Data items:

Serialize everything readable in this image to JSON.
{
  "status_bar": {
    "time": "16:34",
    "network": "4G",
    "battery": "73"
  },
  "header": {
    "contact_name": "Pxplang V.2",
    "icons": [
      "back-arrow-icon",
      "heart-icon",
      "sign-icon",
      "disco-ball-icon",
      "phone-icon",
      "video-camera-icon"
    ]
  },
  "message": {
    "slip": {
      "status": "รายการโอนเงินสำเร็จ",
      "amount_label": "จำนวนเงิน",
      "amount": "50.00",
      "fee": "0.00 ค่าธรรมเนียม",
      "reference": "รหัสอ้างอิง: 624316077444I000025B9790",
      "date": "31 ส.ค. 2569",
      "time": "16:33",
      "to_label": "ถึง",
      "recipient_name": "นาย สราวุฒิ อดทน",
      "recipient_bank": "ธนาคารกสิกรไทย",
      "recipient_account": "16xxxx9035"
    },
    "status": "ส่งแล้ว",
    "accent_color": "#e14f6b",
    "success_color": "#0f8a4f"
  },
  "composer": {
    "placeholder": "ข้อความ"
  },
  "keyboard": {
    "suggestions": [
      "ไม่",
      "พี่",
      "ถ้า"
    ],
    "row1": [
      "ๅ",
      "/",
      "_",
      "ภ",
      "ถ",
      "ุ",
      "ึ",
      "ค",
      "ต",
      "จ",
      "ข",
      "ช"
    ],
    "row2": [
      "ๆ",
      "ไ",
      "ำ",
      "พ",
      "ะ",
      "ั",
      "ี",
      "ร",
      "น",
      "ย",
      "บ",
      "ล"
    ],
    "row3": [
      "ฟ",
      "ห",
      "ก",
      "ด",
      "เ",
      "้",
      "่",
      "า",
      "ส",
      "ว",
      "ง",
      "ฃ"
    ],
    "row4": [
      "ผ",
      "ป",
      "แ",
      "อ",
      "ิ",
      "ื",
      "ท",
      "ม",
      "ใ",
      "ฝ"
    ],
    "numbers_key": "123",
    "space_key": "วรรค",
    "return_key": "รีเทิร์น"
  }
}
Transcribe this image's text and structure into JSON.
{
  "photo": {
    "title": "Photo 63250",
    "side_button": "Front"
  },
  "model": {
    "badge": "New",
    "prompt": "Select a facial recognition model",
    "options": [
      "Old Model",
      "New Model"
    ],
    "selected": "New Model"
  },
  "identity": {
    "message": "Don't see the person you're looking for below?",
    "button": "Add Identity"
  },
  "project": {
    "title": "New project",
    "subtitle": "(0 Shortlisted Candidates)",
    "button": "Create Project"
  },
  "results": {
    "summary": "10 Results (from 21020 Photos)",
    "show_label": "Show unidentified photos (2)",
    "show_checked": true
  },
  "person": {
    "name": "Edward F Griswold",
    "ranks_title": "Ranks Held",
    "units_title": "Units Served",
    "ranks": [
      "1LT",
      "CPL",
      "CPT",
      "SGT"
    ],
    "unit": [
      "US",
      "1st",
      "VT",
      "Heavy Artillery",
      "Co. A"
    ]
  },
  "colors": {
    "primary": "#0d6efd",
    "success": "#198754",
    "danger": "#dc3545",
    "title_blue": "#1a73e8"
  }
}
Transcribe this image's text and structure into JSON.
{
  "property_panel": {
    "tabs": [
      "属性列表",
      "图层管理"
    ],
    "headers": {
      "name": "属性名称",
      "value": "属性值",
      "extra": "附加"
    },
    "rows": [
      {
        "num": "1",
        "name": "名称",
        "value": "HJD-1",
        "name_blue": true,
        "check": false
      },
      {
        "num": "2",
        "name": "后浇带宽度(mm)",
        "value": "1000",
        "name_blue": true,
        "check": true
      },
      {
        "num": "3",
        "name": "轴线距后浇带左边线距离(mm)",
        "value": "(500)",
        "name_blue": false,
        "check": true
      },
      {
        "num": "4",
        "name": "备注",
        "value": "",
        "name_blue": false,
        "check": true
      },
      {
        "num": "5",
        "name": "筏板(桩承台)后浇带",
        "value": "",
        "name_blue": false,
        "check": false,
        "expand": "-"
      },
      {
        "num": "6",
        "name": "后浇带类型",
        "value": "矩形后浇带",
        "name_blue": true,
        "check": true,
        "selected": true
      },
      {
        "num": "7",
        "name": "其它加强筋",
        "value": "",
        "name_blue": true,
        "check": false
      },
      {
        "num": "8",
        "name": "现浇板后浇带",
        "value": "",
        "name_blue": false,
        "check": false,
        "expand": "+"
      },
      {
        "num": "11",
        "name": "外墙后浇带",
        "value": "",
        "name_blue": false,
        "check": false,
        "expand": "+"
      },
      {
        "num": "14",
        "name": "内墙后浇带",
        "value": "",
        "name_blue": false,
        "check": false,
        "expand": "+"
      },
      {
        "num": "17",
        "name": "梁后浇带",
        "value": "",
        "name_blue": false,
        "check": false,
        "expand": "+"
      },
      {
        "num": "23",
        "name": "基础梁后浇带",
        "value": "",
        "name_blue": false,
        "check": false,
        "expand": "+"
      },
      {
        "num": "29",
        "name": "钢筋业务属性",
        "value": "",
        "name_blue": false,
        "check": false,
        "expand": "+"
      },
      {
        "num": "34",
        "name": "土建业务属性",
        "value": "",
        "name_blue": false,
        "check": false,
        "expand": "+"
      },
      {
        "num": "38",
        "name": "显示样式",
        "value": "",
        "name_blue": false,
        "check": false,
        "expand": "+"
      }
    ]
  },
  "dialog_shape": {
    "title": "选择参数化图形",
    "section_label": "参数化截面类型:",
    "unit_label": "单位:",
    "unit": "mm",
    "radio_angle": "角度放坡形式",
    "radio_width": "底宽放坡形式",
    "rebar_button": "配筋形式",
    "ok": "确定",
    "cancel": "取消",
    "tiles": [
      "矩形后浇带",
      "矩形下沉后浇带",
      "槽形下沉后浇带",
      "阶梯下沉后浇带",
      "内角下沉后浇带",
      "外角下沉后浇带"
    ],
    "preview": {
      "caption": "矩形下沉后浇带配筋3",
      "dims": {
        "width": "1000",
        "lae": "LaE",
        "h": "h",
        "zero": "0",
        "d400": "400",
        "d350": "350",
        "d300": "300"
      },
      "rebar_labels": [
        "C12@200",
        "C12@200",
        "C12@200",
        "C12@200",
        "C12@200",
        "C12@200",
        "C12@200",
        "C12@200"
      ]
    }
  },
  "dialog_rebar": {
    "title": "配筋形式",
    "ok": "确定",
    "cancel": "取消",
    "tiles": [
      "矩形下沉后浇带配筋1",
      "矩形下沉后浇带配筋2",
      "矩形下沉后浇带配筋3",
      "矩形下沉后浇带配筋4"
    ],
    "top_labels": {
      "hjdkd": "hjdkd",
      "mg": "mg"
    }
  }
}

Written instruction: Give the records above again, word for word.

Correct response:
Serialize everything readable in this image to JSON.
{
  "status_bar": {
    "time": "16:34",
    "network": "4G",
    "battery": "73"
  },
  "header": {
    "contact_name": "Pxplang V.2",
    "icons": [
      "back-arrow-icon",
      "heart-icon",
      "sign-icon",
      "disco-ball-icon",
      "phone-icon",
      "video-camera-icon"
    ]
  },
  "message": {
    "slip": {
      "status": "รายการโอนเงินสำเร็จ",
      "amount_label": "จำนวนเงิน",
      "amount": "50.00",
      "fee": "0.00 ค่าธรรมเนียม",
      "reference": "รหัสอ้างอิง: 624316077444I000025B9790",
      "date": "31 ส.ค. 2569",
      "time": "16:33",
      "to_label": "ถึง",
      "recipient_name": "นาย สราวุฒิ อดทน",
      "recipient_bank": "ธนาคารกสิกรไทย",
      "recipient_account": "16xxxx9035"
    },
    "status": "ส่งแล้ว",
    "accent_color": "#e14f6b",
    "success_color": "#0f8a4f"
  },
  "composer": {
    "placeholder": "ข้อความ"
  },
  "keyboard": {
    "suggestions": [
      "ไม่",
      "พี่",
      "ถ้า"
    ],
    "row1": [
      "ๅ",
      "/",
      "_",
      "ภ",
      "ถ",
      "ุ",
      "ึ",
      "ค",
      "ต",
      "จ",
      "ข",
      "ช"
    ],
    "row2": [
      "ๆ",
      "ไ",
      "ำ",
      "พ",
      "ะ",
      "ั",
      "ี",
      "ร",
      "น",
      "ย",
      "บ",
      "ล"
    ],
    "row3": [
      "ฟ",
      "ห",
      "ก",
      "ด",
      "เ",
      "้",
      "่",
      "า",
      "ส",
      "ว",
      "ง",
      "ฃ"
    ],
    "row4": [
      "ผ",
      "ป",
      "แ",
      "อ",
      "ิ",
      "ื",
      "ท",
      "ม",
      "ใ",
      "ฝ"
    ],
    "numbers_key": "123",
    "space_key": "วรรค",
    "return_key": "รีเทิร์น"
  }
}
Transcribe this image's text and structure into JSON.
{
  "photo": {
    "title": "Photo 63250",
    "side_button": "Front"
  },
  "model": {
    "badge": "New",
    "prompt": "Select a facial recognition model",
    "options": [
      "Old Model",
      "New Model"
    ],
    "selected": "New Model"
  },
  "identity": {
    "message": "Don't see the person you're looking for below?",
    "button": "Add Identity"
  },
  "project": {
    "title": "New project",
    "subtitle": "(0 Shortlisted Candidates)",
    "button": "Create Project"
  },
  "results": {
    "summary": "10 Results (from 21020 Photos)",
    "show_label": "Show unidentified photos (2)",
    "show_checked": true
  },
  "person": {
    "name": "Edward F Griswold",
    "ranks_title": "Ranks Held",
    "units_title": "Units Served",
    "ranks": [
      "1LT",
      "CPL",
      "CPT",
      "SGT"
    ],
    "unit": [
      "US",
      "1st",
      "VT",
      "Heavy Artillery",
      "Co. A"
    ]
  },
  "colors": {
    "primary": "#0d6efd",
    "success": "#198754",
    "danger": "#dc3545",
    "title_blue": "#1a73e8"
  }
}
Transcribe this image's text and structure into JSON.
{
  "property_panel": {
    "tabs": [
      "属性列表",
      "图层管理"
    ],
    "headers": {
      "name": "属性名称",
      "value": "属性值",
      "extra": "附加"
    },
    "rows": [
      {
        "num": "1",
        "name": "名称",
        "value": "HJD-1",
        "name_blue": true,
        "check": false
      },
      {
        "num": "2",
        "name": "后浇带宽度(mm)",
        "value": "1000",
        "name_blue": true,
        "check": true
      },
      {
        "num": "3",
        "name": "轴线距后浇带左边线距离(mm)",
        "value": "(500)",
        "name_blue": false,
        "check": true
      },
      {
        "num": "4",
        "name": "备注",
        "value": "",
        "name_blue": false,
        "check": true
      },
      {
        "num": "5",
        "name": "筏板(桩承台)后浇带",
        "value": "",
        "name_blue": false,
        "check": false,
        "expand": "-"
      },
      {
        "num": "6",
        "name": "后浇带类型",
        "value": "矩形后浇带",
        "name_blue": true,
        "check": true,
        "selected": true
      },
      {
        "num": "7",
        "name": "其它加强筋",
        "value": "",
        "name_blue": true,
        "check": false
      },
      {
        "num": "8",
        "name": "现浇板后浇带",
        "value": "",
        "name_blue": false,
        "check": false,
        "expand": "+"
      },
      {
        "num": "11",
        "name": "外墙后浇带",
        "value": "",
        "name_blue": false,
        "check": false,
        "expand": "+"
      },
      {
        "num": "14",
        "name": "内墙后浇带",
        "value": "",
        "name_blue": false,
        "check": false,
        "expand": "+"
      },
      {
        "num": "17",
        "name": "梁后浇带",
        "value": "",
        "name_blue": false,
        "check": false,
        "expand": "+"
      },
      {
        "num": "23",
        "name": "基础梁后浇带",
        "value": "",
        "name_blue": false,
        "check": false,
        "expand": "+"
      },
      {
        "num": "29",
        "name": "钢筋业务属性",
        "value": "",
        "name_blue": false,
        "check": false,
        "expand": "+"
      },
      {
        "num": "34",
        "name": "土建业务属性",
        "value": "",
        "name_blue": false,
        "check": false,
        "expand": "+"
      },
      {
        "num": "38",
        "name": "显示样式",
        "value": "",
        "name_blue": false,
        "check": false,
        "expand": "+"
      }
    ]
  },
  "dialog_shape": {
    "title": "选择参数化图形",
    "section_label": "参数化截面类型:",
    "unit_label": "单位:",
    "unit": "mm",
    "radio_angle": "角度放坡形式",
    "radio_width": "底宽放坡形式",
    "rebar_button": "配筋形式",
    "ok": "确定",
    "cancel": "取消",
    "tiles": [
      "矩形后浇带",
      "矩形下沉后浇带",
      "槽形下沉后浇带",
      "阶梯下沉后浇带",
      "内角下沉后浇带",
      "外角下沉后浇带"
    ],
    "preview": {
      "caption": "矩形下沉后浇带配筋3",
      "dims": {
        "width": "1000",
        "lae": "LaE",
        "h": "h",
        "zero": "0",
        "d400": "400",
        "d350": "350",
        "d300": "300"
      },
      "rebar_labels": [
        "C12@200",
        "C12@200",
        "C12@200",
        "C12@200",
        "C12@200",
        "C12@200",
        "C12@200",
        "C12@200"
      ]
    }
  },
  "dialog_rebar": {
    "title": "配筋形式",
    "ok": "确定",
    "cancel": "取消",
    "tiles": [
      "矩形下沉后浇带配筋1",
      "矩形下沉后浇带配筋2",
      "矩形下沉后浇带配筋3",
      "矩形下沉后浇带配筋4"
    ],
    "top_labels": {
      "hjdkd": "hjdkd",
      "mg": "mg"
    }
  }
}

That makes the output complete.